- _DESCRIPTION OF THE TASK_
Type out all the records word for word. Any pictures are to be left out.
#####
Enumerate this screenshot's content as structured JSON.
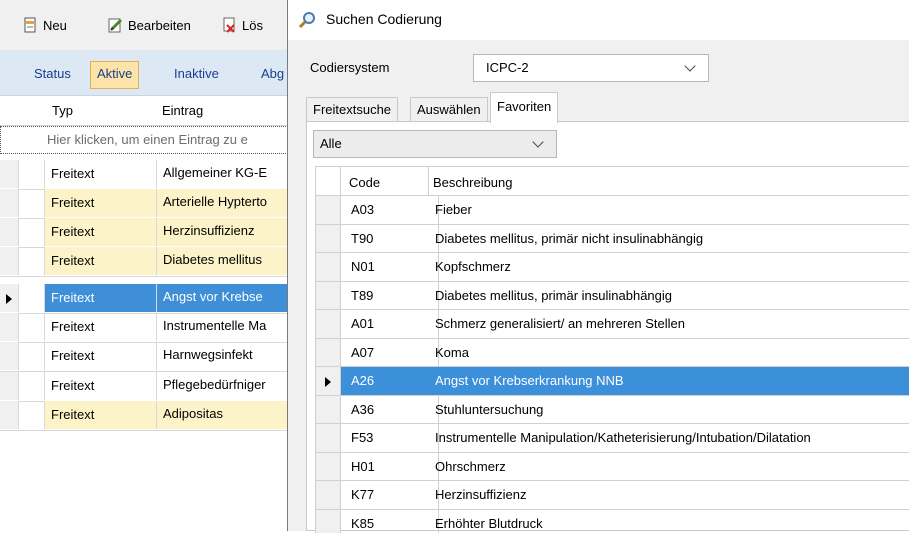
{
  "background_window": {
    "toolbar": [
      {
        "label": "Neu",
        "icon": "new-document-icon"
      },
      {
        "label": "Bearbeiten",
        "icon": "edit-pencil-icon"
      },
      {
        "label": "Lös",
        "icon": "delete-icon"
      }
    ],
    "status_bar": {
      "status_label": "Status",
      "aktive_label": "Aktive",
      "inaktive_label": "Inaktive",
      "abg_label": "Abg"
    },
    "grid": {
      "columns": [
        "Typ",
        "Eintrag"
      ],
      "new_row_hint": "Hier klicken, um einen Eintrag zu e",
      "rows": [
        {
          "typ": "Freitext",
          "eintrag": "Allgemeiner KG-E"
        },
        {
          "typ": "Freitext",
          "eintrag": "Arterielle Hypterto"
        },
        {
          "typ": "Freitext",
          "eintrag": "Herzinsuffizienz"
        },
        {
          "typ": "Freitext",
          "eintrag": "Diabetes mellitus"
        },
        {
          "typ": "Freitext",
          "eintrag": "Angst vor Krebse"
        },
        {
          "typ": "Freitext",
          "eintrag": "Instrumentelle Ma"
        },
        {
          "typ": "Freitext",
          "eintrag": "Harnwegsinfekt"
        },
        {
          "typ": "Freitext",
          "eintrag": "Pflegebedürfniger"
        },
        {
          "typ": "Freitext",
          "eintrag": "Adipositas"
        }
      ]
    }
  },
  "dialog": {
    "title": "Suchen Codierung",
    "title_icon": "magnifier-icon",
    "codiersystem_label": "Codiersystem",
    "codiersystem_value": "ICPC-2",
    "tabs": [
      "Freitextsuche",
      "Auswählen",
      "Favoriten"
    ],
    "active_tab": "Favoriten",
    "filter_value": "Alle",
    "favorites_grid": {
      "columns": [
        "Code",
        "Beschreibung"
      ],
      "rows": [
        {
          "code": "A03",
          "desc": "Fieber"
        },
        {
          "code": "T90",
          "desc": "Diabetes mellitus, primär nicht insulinabhängig"
        },
        {
          "code": "N01",
          "desc": "Kopfschmerz"
        },
        {
          "code": "T89",
          "desc": "Diabetes mellitus, primär insulinabhängig"
        },
        {
          "code": "A01",
          "desc": "Schmerz generalisiert/ an mehreren Stellen"
        },
        {
          "code": "A07",
          "desc": "Koma"
        },
        {
          "code": "A26",
          "desc": "Angst vor Krebserkrankung NNB"
        },
        {
          "code": "A36",
          "desc": "Stuhluntersuchung"
        },
        {
          "code": "F53",
          "desc": "Instrumentelle Manipulation/Katheterisierung/Intubation/Dilatation"
        },
        {
          "code": "H01",
          "desc": "Ohrschmerz"
        },
        {
          "code": "K77",
          "desc": "Herzinsuffizienz"
        },
        {
          "code": "K85",
          "desc": "Erhöhter Blutdruck"
        }
      ]
    }
  },
  "colors": {
    "selection": "#3c8fd9",
    "highlight_row": "#fcf4c8",
    "active_status": "#fce4a8",
    "status_bar": "#dde8f5"
  }
}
#####
- _FULL SOLUTION_
Enumerate this screenshot's content as structured JSON.
{
  "background_window": {
    "toolbar": [
      {
        "label": "Neu",
        "icon": "new-document-icon"
      },
      {
        "label": "Bearbeiten",
        "icon": "edit-pencil-icon"
      },
      {
        "label": "Lös",
        "icon": "delete-icon"
      }
    ],
    "status_bar": {
      "status_label": "Status",
      "aktive_label": "Aktive",
      "inaktive_label": "Inaktive",
      "abg_label": "Abg"
    },
    "grid": {
      "columns": [
        "Typ",
        "Eintrag"
      ],
      "new_row_hint": "Hier klicken, um einen Eintrag zu e",
      "rows": [
        {
          "typ": "Freitext",
          "eintrag": "Allgemeiner KG-E"
        },
        {
          "typ": "Freitext",
          "eintrag": "Arterielle Hypterto"
        },
        {
          "typ": "Freitext",
          "eintrag": "Herzinsuffizienz"
        },
        {
          "typ": "Freitext",
          "eintrag": "Diabetes mellitus"
        },
        {
          "typ": "Freitext",
          "eintrag": "Angst vor Krebse"
        },
        {
          "typ": "Freitext",
          "eintrag": "Instrumentelle Ma"
        },
        {
          "typ": "Freitext",
          "eintrag": "Harnwegsinfekt"
        },
        {
          "typ": "Freitext",
          "eintrag": "Pflegebedürfniger"
        },
        {
          "typ": "Freitext",
          "eintrag": "Adipositas"
        }
      ]
    }
  },
  "dialog": {
    "title": "Suchen Codierung",
    "title_icon": "magnifier-icon",
    "codiersystem_label": "Codiersystem",
    "codiersystem_value": "ICPC-2",
    "tabs": [
      "Freitextsuche",
      "Auswählen",
      "Favoriten"
    ],
    "active_tab": "Favoriten",
    "filter_value": "Alle",
    "favorites_grid": {
      "columns": [
        "Code",
        "Beschreibung"
      ],
      "rows": [
        {
          "code": "A03",
          "desc": "Fieber"
        },
        {
          "code": "T90",
          "desc": "Diabetes mellitus, primär nicht insulinabhängig"
        },
        {
          "code": "N01",
          "desc": "Kopfschmerz"
        },
        {
          "code": "T89",
          "desc": "Diabetes mellitus, primär insulinabhängig"
        },
        {
          "code": "A01",
          "desc": "Schmerz generalisiert/ an mehreren Stellen"
        },
        {
          "code": "A07",
          "desc": "Koma"
        },
        {
          "code": "A26",
          "desc": "Angst vor Krebserkrankung NNB"
        },
        {
          "code": "A36",
          "desc": "Stuhluntersuchung"
        },
        {
          "code": "F53",
          "desc": "Instrumentelle Manipulation/Katheterisierung/Intubation/Dilatation"
        },
        {
          "code": "H01",
          "desc": "Ohrschmerz"
        },
        {
          "code": "K77",
          "desc": "Herzinsuffizienz"
        },
        {
          "code": "K85",
          "desc": "Erhöhter Blutdruck"
        }
      ]
    }
  },
  "colors": {
    "selection": "#3c8fd9",
    "highlight_row": "#fcf4c8",
    "active_status": "#fce4a8",
    "status_bar": "#dde8f5"
  }
}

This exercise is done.